- What the task requires: In the data below, locate each line with the word "Industrial" and list it.

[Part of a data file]
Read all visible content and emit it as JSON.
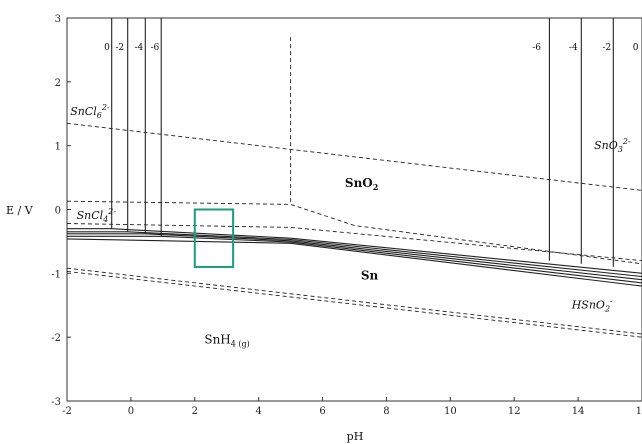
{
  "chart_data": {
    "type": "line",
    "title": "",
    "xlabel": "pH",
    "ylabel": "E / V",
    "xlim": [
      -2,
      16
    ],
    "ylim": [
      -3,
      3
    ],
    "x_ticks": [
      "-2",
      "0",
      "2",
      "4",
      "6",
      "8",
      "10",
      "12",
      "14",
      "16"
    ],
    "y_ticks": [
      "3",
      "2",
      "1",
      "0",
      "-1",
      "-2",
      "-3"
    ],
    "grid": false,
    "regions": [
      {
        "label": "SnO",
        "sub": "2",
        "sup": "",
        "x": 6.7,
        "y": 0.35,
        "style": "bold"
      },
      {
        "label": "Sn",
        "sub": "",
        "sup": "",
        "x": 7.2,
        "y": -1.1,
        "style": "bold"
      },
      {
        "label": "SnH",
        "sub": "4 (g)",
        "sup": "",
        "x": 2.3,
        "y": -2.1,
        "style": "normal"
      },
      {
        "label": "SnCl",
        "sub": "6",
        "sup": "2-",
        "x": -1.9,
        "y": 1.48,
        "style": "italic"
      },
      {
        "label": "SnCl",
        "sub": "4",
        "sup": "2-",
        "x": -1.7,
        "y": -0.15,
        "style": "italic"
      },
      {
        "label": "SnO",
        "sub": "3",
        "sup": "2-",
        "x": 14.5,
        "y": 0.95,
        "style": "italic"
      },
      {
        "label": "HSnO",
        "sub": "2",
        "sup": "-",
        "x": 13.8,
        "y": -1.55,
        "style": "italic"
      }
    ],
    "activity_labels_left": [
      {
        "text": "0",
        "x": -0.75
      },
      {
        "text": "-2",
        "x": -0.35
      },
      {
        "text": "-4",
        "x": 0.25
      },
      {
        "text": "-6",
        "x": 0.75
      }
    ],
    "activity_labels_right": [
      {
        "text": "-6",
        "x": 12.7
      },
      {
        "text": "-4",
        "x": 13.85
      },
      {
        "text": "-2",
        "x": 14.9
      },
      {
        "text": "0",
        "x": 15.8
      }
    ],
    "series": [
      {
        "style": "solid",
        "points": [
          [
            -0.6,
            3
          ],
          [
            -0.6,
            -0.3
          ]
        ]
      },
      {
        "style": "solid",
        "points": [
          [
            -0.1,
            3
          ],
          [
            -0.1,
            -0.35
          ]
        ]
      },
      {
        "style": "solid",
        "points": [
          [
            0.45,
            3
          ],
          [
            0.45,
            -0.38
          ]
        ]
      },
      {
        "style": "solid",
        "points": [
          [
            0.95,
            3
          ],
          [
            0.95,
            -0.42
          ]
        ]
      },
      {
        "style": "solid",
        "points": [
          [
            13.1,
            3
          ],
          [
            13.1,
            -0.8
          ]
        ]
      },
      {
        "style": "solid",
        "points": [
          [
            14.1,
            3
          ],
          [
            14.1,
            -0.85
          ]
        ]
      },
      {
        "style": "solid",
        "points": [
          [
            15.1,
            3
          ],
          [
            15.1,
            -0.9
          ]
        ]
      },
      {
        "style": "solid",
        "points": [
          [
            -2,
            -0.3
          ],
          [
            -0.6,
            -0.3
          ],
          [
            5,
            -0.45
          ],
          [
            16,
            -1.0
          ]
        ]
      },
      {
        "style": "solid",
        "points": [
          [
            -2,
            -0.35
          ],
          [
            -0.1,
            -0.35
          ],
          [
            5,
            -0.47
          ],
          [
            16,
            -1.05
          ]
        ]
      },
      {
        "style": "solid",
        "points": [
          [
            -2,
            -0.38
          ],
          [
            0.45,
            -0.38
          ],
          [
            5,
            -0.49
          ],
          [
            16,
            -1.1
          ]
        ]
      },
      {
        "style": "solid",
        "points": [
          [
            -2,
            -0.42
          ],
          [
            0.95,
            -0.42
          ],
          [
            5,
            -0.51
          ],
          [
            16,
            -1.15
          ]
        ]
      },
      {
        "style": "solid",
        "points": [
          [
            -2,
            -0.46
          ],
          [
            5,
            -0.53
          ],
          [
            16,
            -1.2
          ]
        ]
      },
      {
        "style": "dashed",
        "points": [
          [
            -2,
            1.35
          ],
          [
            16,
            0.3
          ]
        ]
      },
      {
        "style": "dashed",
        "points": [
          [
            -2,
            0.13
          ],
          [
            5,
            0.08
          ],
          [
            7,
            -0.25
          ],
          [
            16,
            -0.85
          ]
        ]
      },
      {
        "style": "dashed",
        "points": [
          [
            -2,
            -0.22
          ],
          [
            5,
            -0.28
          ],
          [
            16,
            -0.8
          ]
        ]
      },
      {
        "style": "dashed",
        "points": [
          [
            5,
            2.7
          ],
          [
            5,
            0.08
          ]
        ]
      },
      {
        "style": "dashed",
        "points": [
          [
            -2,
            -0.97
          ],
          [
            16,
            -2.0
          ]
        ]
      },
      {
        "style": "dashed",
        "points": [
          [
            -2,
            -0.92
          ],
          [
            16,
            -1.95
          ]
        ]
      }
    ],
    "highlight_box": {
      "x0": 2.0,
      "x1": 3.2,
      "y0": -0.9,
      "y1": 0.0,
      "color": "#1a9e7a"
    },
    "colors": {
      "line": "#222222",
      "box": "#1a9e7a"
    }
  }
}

* * *

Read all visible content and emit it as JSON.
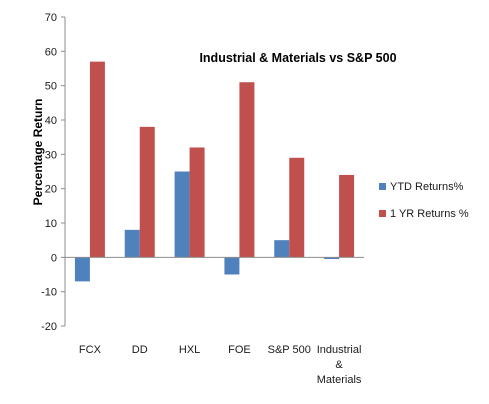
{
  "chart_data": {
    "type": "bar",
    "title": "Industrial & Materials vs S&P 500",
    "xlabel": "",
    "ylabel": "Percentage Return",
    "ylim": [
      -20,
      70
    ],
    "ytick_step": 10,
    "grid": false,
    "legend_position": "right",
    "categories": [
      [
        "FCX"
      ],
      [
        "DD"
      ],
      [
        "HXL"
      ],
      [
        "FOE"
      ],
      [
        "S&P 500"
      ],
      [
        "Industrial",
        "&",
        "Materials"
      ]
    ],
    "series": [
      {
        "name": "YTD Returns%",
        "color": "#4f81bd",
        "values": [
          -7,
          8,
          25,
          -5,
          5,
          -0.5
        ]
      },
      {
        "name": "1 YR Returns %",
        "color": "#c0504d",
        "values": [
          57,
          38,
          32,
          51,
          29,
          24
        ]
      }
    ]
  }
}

- Correct output:
    "title": "Industrial & Materials vs S&P 500",
        "Industrial",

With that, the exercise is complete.